Written request - Identify and pull out each line of the entries in which "will" occurs.

Data provided -

•••

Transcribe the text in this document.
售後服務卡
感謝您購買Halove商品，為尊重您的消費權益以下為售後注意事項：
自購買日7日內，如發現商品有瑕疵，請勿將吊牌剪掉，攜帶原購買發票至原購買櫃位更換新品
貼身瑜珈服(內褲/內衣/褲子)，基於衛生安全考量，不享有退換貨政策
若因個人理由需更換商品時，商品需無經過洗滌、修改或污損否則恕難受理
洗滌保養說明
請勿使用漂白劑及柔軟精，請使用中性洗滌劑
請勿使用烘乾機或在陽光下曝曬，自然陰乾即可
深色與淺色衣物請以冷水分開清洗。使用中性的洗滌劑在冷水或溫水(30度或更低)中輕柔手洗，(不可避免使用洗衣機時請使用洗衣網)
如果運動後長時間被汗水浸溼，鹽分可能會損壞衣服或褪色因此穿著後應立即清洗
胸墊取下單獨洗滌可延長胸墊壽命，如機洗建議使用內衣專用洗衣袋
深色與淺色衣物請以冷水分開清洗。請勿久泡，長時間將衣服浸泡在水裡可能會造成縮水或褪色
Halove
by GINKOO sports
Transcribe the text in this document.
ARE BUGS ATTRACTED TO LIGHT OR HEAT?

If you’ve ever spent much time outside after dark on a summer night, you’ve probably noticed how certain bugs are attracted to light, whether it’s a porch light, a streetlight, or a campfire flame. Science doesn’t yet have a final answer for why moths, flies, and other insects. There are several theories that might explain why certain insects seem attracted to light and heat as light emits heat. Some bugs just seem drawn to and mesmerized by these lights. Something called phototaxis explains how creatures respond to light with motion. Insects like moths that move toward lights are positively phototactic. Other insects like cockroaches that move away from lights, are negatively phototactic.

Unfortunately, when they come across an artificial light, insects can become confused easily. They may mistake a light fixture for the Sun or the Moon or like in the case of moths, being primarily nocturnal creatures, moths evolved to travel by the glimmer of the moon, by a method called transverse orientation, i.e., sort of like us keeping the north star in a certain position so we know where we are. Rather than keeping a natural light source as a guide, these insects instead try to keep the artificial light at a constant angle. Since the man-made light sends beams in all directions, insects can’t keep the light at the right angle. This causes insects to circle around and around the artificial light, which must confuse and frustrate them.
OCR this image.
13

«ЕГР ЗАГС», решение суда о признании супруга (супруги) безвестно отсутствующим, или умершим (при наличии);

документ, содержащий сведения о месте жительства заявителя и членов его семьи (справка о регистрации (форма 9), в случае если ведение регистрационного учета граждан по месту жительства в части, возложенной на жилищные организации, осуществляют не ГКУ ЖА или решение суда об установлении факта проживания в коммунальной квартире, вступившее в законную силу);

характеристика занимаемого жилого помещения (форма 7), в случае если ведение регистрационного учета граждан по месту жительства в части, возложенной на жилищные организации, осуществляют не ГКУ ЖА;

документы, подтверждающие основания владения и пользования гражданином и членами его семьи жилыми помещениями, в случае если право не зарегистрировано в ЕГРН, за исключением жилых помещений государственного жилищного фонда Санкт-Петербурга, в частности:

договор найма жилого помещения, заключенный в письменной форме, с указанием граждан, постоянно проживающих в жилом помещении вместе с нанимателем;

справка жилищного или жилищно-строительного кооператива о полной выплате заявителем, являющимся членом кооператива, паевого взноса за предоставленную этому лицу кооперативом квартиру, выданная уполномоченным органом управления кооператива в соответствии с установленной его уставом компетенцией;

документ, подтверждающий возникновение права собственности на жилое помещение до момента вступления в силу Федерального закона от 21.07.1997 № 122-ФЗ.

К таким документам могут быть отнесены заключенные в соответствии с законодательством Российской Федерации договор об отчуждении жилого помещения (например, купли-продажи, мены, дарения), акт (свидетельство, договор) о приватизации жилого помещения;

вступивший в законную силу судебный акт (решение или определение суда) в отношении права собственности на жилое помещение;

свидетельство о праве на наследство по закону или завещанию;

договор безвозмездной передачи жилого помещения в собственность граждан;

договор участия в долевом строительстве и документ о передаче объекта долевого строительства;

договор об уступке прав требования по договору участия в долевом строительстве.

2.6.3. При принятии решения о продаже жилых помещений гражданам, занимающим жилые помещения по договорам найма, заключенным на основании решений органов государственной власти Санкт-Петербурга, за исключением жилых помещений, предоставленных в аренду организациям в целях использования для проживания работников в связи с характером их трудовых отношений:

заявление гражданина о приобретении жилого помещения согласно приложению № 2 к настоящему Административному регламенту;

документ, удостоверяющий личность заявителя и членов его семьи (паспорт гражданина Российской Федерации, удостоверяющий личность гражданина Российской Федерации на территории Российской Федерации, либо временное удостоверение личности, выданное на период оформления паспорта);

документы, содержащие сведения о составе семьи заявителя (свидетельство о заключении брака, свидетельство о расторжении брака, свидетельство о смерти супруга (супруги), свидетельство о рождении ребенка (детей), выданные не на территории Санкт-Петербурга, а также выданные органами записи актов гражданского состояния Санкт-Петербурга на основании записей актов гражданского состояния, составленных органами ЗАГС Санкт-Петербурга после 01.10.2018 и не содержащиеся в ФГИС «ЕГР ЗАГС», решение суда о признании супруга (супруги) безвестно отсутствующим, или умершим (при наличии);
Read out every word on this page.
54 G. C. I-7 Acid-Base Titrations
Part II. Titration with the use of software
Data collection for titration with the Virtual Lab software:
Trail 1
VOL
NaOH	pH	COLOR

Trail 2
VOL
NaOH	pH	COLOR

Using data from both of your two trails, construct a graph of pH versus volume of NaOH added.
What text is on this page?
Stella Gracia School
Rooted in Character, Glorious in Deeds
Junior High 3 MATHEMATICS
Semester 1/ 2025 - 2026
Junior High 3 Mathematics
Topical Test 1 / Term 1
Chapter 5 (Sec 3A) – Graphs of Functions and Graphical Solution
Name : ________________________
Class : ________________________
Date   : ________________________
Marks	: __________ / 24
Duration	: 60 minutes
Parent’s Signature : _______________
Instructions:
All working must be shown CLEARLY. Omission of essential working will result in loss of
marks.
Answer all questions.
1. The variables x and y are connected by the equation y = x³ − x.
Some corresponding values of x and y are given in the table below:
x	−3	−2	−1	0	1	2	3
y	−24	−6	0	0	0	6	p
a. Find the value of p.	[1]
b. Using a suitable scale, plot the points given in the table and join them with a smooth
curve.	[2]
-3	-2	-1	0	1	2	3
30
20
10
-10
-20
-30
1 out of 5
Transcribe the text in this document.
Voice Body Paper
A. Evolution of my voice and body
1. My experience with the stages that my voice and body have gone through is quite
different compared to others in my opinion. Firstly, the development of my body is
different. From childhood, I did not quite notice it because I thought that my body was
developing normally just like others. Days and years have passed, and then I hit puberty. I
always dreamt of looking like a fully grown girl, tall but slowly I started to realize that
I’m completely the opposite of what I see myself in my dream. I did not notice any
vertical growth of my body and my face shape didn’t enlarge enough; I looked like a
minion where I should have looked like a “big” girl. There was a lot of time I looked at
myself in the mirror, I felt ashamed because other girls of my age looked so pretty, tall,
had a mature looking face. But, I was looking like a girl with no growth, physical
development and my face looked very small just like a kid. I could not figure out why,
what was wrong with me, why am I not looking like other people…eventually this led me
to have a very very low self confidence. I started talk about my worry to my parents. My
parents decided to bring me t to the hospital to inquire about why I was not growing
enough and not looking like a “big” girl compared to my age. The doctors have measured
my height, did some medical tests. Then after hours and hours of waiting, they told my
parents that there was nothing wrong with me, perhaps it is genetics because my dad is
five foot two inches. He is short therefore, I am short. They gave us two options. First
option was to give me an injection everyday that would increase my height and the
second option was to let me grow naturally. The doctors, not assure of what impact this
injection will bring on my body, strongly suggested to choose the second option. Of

•••

The reply -
All working must be shown CLEARLY. Omission of essential working will result in loss of
injection will bring on my body, strongly suggested to choose the second option. Of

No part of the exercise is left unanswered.